start Material provided

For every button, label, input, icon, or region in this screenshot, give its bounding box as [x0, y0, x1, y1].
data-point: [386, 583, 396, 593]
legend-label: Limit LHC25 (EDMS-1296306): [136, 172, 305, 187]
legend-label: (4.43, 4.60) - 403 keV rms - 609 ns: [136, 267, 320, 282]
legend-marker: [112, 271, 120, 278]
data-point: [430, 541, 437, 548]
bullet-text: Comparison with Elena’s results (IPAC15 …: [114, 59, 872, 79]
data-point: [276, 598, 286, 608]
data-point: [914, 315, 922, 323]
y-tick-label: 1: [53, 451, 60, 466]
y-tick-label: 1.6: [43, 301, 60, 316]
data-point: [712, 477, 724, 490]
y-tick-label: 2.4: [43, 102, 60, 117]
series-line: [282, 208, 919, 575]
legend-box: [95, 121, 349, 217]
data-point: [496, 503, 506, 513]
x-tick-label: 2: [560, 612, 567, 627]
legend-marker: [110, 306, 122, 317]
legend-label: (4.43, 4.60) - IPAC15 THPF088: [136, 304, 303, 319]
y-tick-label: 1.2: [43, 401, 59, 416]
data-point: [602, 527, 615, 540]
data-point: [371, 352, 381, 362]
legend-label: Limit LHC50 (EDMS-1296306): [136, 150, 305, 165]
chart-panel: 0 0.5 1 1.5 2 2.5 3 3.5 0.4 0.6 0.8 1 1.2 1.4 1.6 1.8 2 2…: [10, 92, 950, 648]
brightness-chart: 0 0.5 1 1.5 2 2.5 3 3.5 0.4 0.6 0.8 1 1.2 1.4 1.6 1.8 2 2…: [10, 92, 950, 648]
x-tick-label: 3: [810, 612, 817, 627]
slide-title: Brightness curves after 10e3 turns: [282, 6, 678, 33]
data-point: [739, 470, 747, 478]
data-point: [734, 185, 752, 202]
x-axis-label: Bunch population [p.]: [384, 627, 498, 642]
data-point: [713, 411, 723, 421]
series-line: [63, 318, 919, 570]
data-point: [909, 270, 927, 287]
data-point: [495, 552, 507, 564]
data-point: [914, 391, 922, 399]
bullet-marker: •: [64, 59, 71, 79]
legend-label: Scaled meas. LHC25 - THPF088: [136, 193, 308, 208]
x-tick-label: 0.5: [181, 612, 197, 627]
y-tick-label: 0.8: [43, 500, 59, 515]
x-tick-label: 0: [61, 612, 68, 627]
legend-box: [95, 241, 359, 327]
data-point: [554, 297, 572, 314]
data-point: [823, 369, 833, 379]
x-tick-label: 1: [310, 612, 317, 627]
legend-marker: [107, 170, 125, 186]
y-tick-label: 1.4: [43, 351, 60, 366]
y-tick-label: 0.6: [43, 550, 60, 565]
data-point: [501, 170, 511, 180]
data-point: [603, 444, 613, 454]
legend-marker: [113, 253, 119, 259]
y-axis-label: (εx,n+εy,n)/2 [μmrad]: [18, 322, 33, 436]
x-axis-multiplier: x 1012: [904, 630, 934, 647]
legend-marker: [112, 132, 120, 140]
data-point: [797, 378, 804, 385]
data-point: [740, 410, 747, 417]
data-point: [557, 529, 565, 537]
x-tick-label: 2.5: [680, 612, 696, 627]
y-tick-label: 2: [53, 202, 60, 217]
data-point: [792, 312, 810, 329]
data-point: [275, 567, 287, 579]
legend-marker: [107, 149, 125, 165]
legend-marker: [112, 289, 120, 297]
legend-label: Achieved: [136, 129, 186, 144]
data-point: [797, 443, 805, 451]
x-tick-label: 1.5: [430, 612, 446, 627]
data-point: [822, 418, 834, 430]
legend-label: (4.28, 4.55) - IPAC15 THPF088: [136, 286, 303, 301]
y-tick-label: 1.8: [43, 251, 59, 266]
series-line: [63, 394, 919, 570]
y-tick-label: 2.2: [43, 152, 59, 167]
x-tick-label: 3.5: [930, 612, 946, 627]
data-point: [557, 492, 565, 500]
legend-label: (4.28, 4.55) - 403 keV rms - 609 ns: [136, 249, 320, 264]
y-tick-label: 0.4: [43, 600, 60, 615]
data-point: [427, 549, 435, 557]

end Material provided

> Do this: Reproduce the stretch of data from its start through the line containing "legend-label: Limit LHC25", swapping "data-point" for "plot-point" and leaving everything else unchanged.

> Written response:
For every button, label, input, icon, or region in this screenshot, give its bounding box as [x0, y0, x1, y1].
plot-point: [386, 583, 396, 593]
legend-label: Limit LHC25 (EDMS-1296306): [136, 172, 305, 187]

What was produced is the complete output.